Dataset records —
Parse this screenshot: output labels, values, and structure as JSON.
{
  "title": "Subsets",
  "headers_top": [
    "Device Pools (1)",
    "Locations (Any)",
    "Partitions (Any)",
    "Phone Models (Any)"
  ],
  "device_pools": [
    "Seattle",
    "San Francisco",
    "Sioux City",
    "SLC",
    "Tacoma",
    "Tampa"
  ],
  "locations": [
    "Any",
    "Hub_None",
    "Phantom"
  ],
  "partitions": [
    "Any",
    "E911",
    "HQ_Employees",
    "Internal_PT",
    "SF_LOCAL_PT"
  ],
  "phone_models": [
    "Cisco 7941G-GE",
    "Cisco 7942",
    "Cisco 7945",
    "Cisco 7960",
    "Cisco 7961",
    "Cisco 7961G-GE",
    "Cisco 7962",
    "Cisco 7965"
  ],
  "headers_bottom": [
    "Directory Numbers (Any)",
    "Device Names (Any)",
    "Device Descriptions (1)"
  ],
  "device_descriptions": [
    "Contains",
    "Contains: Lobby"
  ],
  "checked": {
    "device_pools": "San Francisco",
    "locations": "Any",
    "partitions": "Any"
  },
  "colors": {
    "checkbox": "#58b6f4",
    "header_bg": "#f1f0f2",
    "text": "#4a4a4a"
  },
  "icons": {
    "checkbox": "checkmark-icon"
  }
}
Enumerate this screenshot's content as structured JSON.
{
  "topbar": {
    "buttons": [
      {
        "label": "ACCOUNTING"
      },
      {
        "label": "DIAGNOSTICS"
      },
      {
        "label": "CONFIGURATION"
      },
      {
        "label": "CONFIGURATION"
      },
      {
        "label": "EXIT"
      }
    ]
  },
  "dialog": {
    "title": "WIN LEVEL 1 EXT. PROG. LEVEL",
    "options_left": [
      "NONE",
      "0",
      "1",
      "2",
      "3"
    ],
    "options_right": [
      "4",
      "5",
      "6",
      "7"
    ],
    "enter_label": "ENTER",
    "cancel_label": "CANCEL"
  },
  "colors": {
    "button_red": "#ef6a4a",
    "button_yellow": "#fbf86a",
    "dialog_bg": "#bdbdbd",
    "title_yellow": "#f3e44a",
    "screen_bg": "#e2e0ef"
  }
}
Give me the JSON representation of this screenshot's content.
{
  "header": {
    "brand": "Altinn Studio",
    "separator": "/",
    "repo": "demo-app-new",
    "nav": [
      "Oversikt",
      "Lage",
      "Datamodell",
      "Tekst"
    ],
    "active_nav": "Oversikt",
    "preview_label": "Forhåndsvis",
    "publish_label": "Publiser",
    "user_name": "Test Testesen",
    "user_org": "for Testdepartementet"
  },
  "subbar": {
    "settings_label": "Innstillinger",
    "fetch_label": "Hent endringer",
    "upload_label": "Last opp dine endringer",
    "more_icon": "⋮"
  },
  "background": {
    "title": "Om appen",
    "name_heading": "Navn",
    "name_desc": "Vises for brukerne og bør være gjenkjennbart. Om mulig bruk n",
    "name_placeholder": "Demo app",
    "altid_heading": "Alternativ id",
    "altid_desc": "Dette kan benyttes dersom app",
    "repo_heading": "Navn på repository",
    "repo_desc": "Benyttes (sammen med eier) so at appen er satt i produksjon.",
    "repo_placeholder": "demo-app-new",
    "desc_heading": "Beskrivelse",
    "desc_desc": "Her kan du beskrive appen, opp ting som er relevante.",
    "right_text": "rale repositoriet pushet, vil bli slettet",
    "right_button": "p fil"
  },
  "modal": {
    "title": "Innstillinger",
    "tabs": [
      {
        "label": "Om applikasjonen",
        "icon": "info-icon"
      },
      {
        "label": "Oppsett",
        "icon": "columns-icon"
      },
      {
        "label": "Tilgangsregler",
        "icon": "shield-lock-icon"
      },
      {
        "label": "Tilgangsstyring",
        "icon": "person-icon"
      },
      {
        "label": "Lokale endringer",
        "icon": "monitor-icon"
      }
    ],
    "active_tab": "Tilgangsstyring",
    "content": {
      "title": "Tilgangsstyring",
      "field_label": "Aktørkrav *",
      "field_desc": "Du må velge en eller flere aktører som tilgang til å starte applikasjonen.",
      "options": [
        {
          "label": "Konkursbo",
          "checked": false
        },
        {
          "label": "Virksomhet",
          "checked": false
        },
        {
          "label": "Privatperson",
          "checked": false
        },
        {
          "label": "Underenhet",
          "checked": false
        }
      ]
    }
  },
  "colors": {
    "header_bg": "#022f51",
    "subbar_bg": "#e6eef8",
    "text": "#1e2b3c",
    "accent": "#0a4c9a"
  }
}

Exercise objective — Print the records once more, exactly as they were given.

Complete output —
Parse this screenshot: output labels, values, and structure as JSON.
{
  "title": "Subsets",
  "headers_top": [
    "Device Pools (1)",
    "Locations (Any)",
    "Partitions (Any)",
    "Phone Models (Any)"
  ],
  "device_pools": [
    "Seattle",
    "San Francisco",
    "Sioux City",
    "SLC",
    "Tacoma",
    "Tampa"
  ],
  "locations": [
    "Any",
    "Hub_None",
    "Phantom"
  ],
  "partitions": [
    "Any",
    "E911",
    "HQ_Employees",
    "Internal_PT",
    "SF_LOCAL_PT"
  ],
  "phone_models": [
    "Cisco 7941G-GE",
    "Cisco 7942",
    "Cisco 7945",
    "Cisco 7960",
    "Cisco 7961",
    "Cisco 7961G-GE",
    "Cisco 7962",
    "Cisco 7965"
  ],
  "headers_bottom": [
    "Directory Numbers (Any)",
    "Device Names (Any)",
    "Device Descriptions (1)"
  ],
  "device_descriptions": [
    "Contains",
    "Contains: Lobby"
  ],
  "checked": {
    "device_pools": "San Francisco",
    "locations": "Any",
    "partitions": "Any"
  },
  "colors": {
    "checkbox": "#58b6f4",
    "header_bg": "#f1f0f2",
    "text": "#4a4a4a"
  },
  "icons": {
    "checkbox": "checkmark-icon"
  }
}
Enumerate this screenshot's content as structured JSON.
{
  "topbar": {
    "buttons": [
      {
        "label": "ACCOUNTING"
      },
      {
        "label": "DIAGNOSTICS"
      },
      {
        "label": "CONFIGURATION"
      },
      {
        "label": "CONFIGURATION"
      },
      {
        "label": "EXIT"
      }
    ]
  },
  "dialog": {
    "title": "WIN LEVEL 1 EXT. PROG. LEVEL",
    "options_left": [
      "NONE",
      "0",
      "1",
      "2",
      "3"
    ],
    "options_right": [
      "4",
      "5",
      "6",
      "7"
    ],
    "enter_label": "ENTER",
    "cancel_label": "CANCEL"
  },
  "colors": {
    "button_red": "#ef6a4a",
    "button_yellow": "#fbf86a",
    "dialog_bg": "#bdbdbd",
    "title_yellow": "#f3e44a",
    "screen_bg": "#e2e0ef"
  }
}
Give me the JSON representation of this screenshot's content.
{
  "header": {
    "brand": "Altinn Studio",
    "separator": "/",
    "repo": "demo-app-new",
    "nav": [
      "Oversikt",
      "Lage",
      "Datamodell",
      "Tekst"
    ],
    "active_nav": "Oversikt",
    "preview_label": "Forhåndsvis",
    "publish_label": "Publiser",
    "user_name": "Test Testesen",
    "user_org": "for Testdepartementet"
  },
  "subbar": {
    "settings_label": "Innstillinger",
    "fetch_label": "Hent endringer",
    "upload_label": "Last opp dine endringer",
    "more_icon": "⋮"
  },
  "background": {
    "title": "Om appen",
    "name_heading": "Navn",
    "name_desc": "Vises for brukerne og bør være gjenkjennbart. Om mulig bruk n",
    "name_placeholder": "Demo app",
    "altid_heading": "Alternativ id",
    "altid_desc": "Dette kan benyttes dersom app",
    "repo_heading": "Navn på repository",
    "repo_desc": "Benyttes (sammen med eier) so at appen er satt i produksjon.",
    "repo_placeholder": "demo-app-new",
    "desc_heading": "Beskrivelse",
    "desc_desc": "Her kan du beskrive appen, opp ting som er relevante.",
    "right_text": "rale repositoriet pushet, vil bli slettet",
    "right_button": "p fil"
  },
  "modal": {
    "title": "Innstillinger",
    "tabs": [
      {
        "label": "Om applikasjonen",
        "icon": "info-icon"
      },
      {
        "label": "Oppsett",
        "icon": "columns-icon"
      },
      {
        "label": "Tilgangsregler",
        "icon": "shield-lock-icon"
      },
      {
        "label": "Tilgangsstyring",
        "icon": "person-icon"
      },
      {
        "label": "Lokale endringer",
        "icon": "monitor-icon"
      }
    ],
    "active_tab": "Tilgangsstyring",
    "content": {
      "title": "Tilgangsstyring",
      "field_label": "Aktørkrav *",
      "field_desc": "Du må velge en eller flere aktører som tilgang til å starte applikasjonen.",
      "options": [
        {
          "label": "Konkursbo",
          "checked": false
        },
        {
          "label": "Virksomhet",
          "checked": false
        },
        {
          "label": "Privatperson",
          "checked": false
        },
        {
          "label": "Underenhet",
          "checked": false
        }
      ]
    }
  },
  "colors": {
    "header_bg": "#022f51",
    "subbar_bg": "#e6eef8",
    "text": "#1e2b3c",
    "accent": "#0a4c9a"
  }
}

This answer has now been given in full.